» **What you should do**:
Every entry that follows should be repeated exactly; drop the images.

-- Record extracts start --

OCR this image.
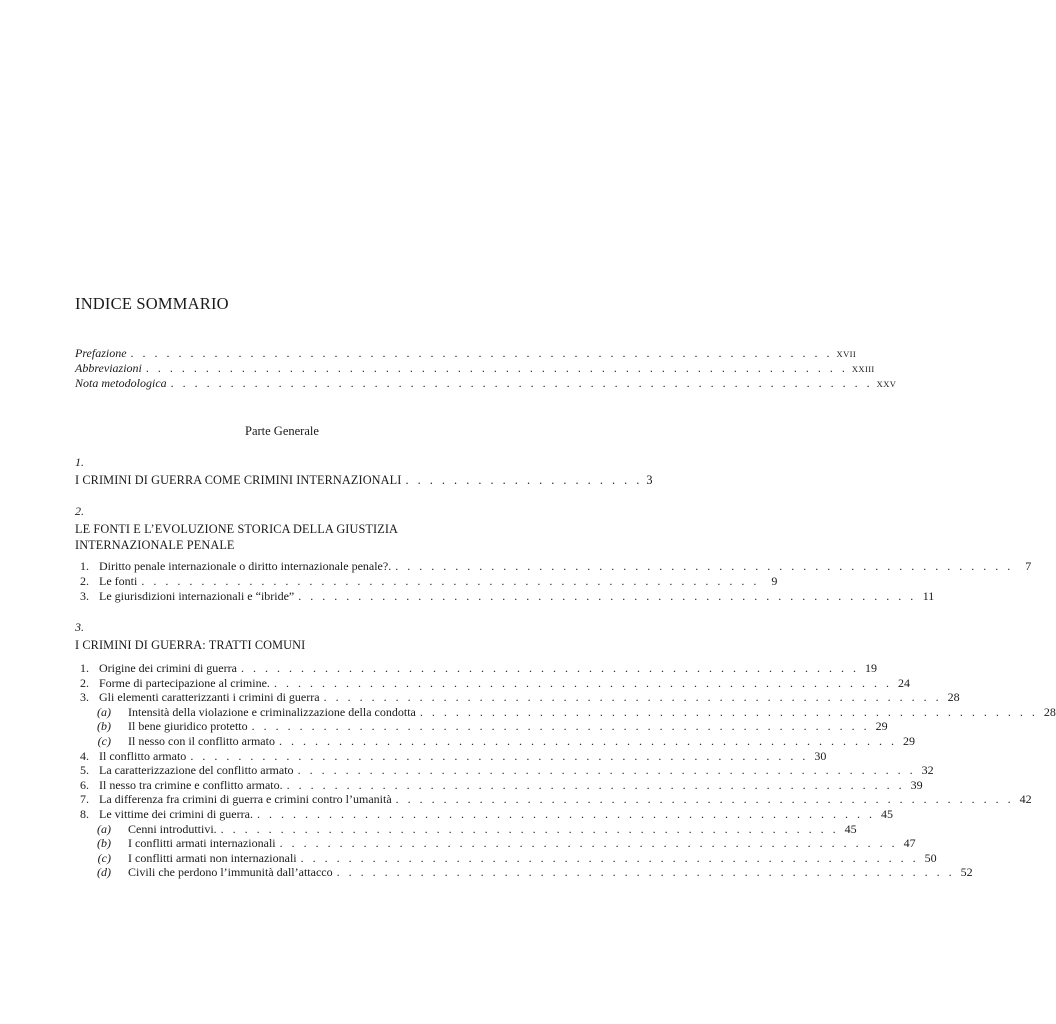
INDICE SOMMARIO
Prefazione . . . . . . . . . . . . . . . . . . . . . . . . . . . . . . . . . . . . . . . . . . . . . . . . . . . . . . . . . . . XVII
Abbreviazioni . . . . . . . . . . . . . . . . . . . . . . . . . . . . . . . . . . . . . . . . . . . . . . . . . . . . . . . . . . . XXIII
Nota metodologica . . . . . . . . . . . . . . . . . . . . . . . . . . . . . . . . . . . . . . . . . . . . . . . . . . . . . . . . . . . XXV
Parte Generale
1.
I CRIMINI DI GUERRA COME CRIMINI INTERNAZIONALI . . . . . . . . . . . . . . . . . . . . 3
2.
LE FONTI E L’EVOLUZIONE STORICA DELLA GIUSTIZIA
INTERNAZIONALE PENALE
1. Diritto penale internazionale o diritto internazionale penale?. . . . . . . . . . . . . . . . . . . . . . . . . . . . . . . . . . . . . . . . . . . . . . . . . . . . .	7
2. Le fonti . . . . . . . . . . . . . . . . . . . . . . . . . . . . . . . . . . . . . . . . . . . . . . . . . . . .	9
3. Le giurisdizioni internazionali e “ibride” . . . . . . . . . . . . . . . . . . . . . . . . . . . . . . . . . . . . . . . . . . . . . . . . . . . . 11
3.
I CRIMINI DI GUERRA: TRATTI COMUNI
1. Origine dei crimini di guerra . . . . . . . . . . . . . . . . . . . . . . . . . . . . . . . . . . . . . . . . . . . . . . . . . . . . 19
2. Forme di partecipazione al crimine. . . . . . . . . . . . . . . . . . . . . . . . . . . . . . . . . . . . . . . . . . . . . . . . . . . . . 24
3. Gli elementi caratterizzanti i crimini di guerra . . . . . . . . . . . . . . . . . . . . . . . . . . . . . . . . . . . . . . . . . . . . . . . . . . . . 28
(a) Intensità della violazione e criminalizzazione della condotta . . . . . . . . . . . . . . . . . . . . . . . . . . . . . . . . . . . . . . . . . . . . . . . . . . . . 28
(b) Il bene giuridico protetto . . . . . . . . . . . . . . . . . . . . . . . . . . . . . . . . . . . . . . . . . . . . . . . . . . . . 29
(c) Il nesso con il conflitto armato . . . . . . . . . . . . . . . . . . . . . . . . . . . . . . . . . . . . . . . . . . . . . . . . . . . . 29
4. Il conflitto armato . . . . . . . . . . . . . . . . . . . . . . . . . . . . . . . . . . . . . . . . . . . . . . . . . . . . 30
5. La caratterizzazione del conflitto armato . . . . . . . . . . . . . . . . . . . . . . . . . . . . . . . . . . . . . . . . . . . . . . . . . . . . 32
6. Il nesso tra crimine e conflitto armato. . . . . . . . . . . . . . . . . . . . . . . . . . . . . . . . . . . . . . . . . . . . . . . . . . . . . 39
7. La differenza fra crimini di guerra e crimini contro l’umanità . . . . . . . . . . . . . . . . . . . . . . . . . . . . . . . . . . . . . . . . . . . . . . . . . . . . 42
8. Le vittime dei crimini di guerra. . . . . . . . . . . . . . . . . . . . . . . . . . . . . . . . . . . . . . . . . . . . . . . . . . . . . 45
(a) Cenni introduttivi. . . . . . . . . . . . . . . . . . . . . . . . . . . . . . . . . . . . . . . . . . . . . . . . . . . . . 45
(b) I conflitti armati internazionali . . . . . . . . . . . . . . . . . . . . . . . . . . . . . . . . . . . . . . . . . . . . . . . . . . . . 47
(c) I conflitti armati non internazionali . . . . . . . . . . . . . . . . . . . . . . . . . . . . . . . . . . . . . . . . . . . . . . . . . . . . 50
(d) Civili che perdono l’immunità dall’attacco . . . . . . . . . . . . . . . . . . . . . . . . . . . . . . . . . . . . . . . . . . . . . . . . . . . . 52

-- Record extracts end --

» **Problem solution**:
OCR this image.
INDICE SOMMARIO
Prefazione . . . . . . . . . . . . . . . . . . . . . . . . . . . . . . . . . . . . . . . . . . . . . . . . . . . . . . . . . . . XVII
Abbreviazioni . . . . . . . . . . . . . . . . . . . . . . . . . . . . . . . . . . . . . . . . . . . . . . . . . . . . . . . . . . . XXIII
Nota metodologica . . . . . . . . . . . . . . . . . . . . . . . . . . . . . . . . . . . . . . . . . . . . . . . . . . . . . . . . . . . XXV
Parte Generale
1.
I CRIMINI DI GUERRA COME CRIMINI INTERNAZIONALI . . . . . . . . . . . . . . . . . . . . 3
2.
LE FONTI E L’EVOLUZIONE STORICA DELLA GIUSTIZIA
INTERNAZIONALE PENALE
1. Diritto penale internazionale o diritto internazionale penale?. . . . . . . . . . . . . . . . . . . . . . . . . . . . . . . . . . . . . . . . . . . . . . . . . . . . .	7
2. Le fonti . . . . . . . . . . . . . . . . . . . . . . . . . . . . . . . . . . . . . . . . . . . . . . . . . . . .	9
3. Le giurisdizioni internazionali e “ibride” . . . . . . . . . . . . . . . . . . . . . . . . . . . . . . . . . . . . . . . . . . . . . . . . . . . . 11
3.
I CRIMINI DI GUERRA: TRATTI COMUNI
1. Origine dei crimini di guerra . . . . . . . . . . . . . . . . . . . . . . . . . . . . . . . . . . . . . . . . . . . . . . . . . . . . 19
2. Forme di partecipazione al crimine. . . . . . . . . . . . . . . . . . . . . . . . . . . . . . . . . . . . . . . . . . . . . . . . . . . . . 24
3. Gli elementi caratterizzanti i crimini di guerra . . . . . . . . . . . . . . . . . . . . . . . . . . . . . . . . . . . . . . . . . . . . . . . . . . . . 28
(a) Intensità della violazione e criminalizzazione della condotta . . . . . . . . . . . . . . . . . . . . . . . . . . . . . . . . . . . . . . . . . . . . . . . . . . . . 28
(b) Il bene giuridico protetto . . . . . . . . . . . . . . . . . . . . . . . . . . . . . . . . . . . . . . . . . . . . . . . . . . . . 29
(c) Il nesso con il conflitto armato . . . . . . . . . . . . . . . . . . . . . . . . . . . . . . . . . . . . . . . . . . . . . . . . . . . . 29
4. Il conflitto armato . . . . . . . . . . . . . . . . . . . . . . . . . . . . . . . . . . . . . . . . . . . . . . . . . . . . 30
5. La caratterizzazione del conflitto armato . . . . . . . . . . . . . . . . . . . . . . . . . . . . . . . . . . . . . . . . . . . . . . . . . . . . 32
6. Il nesso tra crimine e conflitto armato. . . . . . . . . . . . . . . . . . . . . . . . . . . . . . . . . . . . . . . . . . . . . . . . . . . . . 39
7. La differenza fra crimini di guerra e crimini contro l’umanità . . . . . . . . . . . . . . . . . . . . . . . . . . . . . . . . . . . . . . . . . . . . . . . . . . . . 42
8. Le vittime dei crimini di guerra. . . . . . . . . . . . . . . . . . . . . . . . . . . . . . . . . . . . . . . . . . . . . . . . . . . . . 45
(a) Cenni introduttivi. . . . . . . . . . . . . . . . . . . . . . . . . . . . . . . . . . . . . . . . . . . . . . . . . . . . . 45
(b) I conflitti armati internazionali . . . . . . . . . . . . . . . . . . . . . . . . . . . . . . . . . . . . . . . . . . . . . . . . . . . . 47
(c) I conflitti armati non internazionali . . . . . . . . . . . . . . . . . . . . . . . . . . . . . . . . . . . . . . . . . . . . . . . . . . . . 50
(d) Civili che perdono l’immunità dall’attacco . . . . . . . . . . . . . . . . . . . . . . . . . . . . . . . . . . . . . . . . . . . . . . . . . . . . 52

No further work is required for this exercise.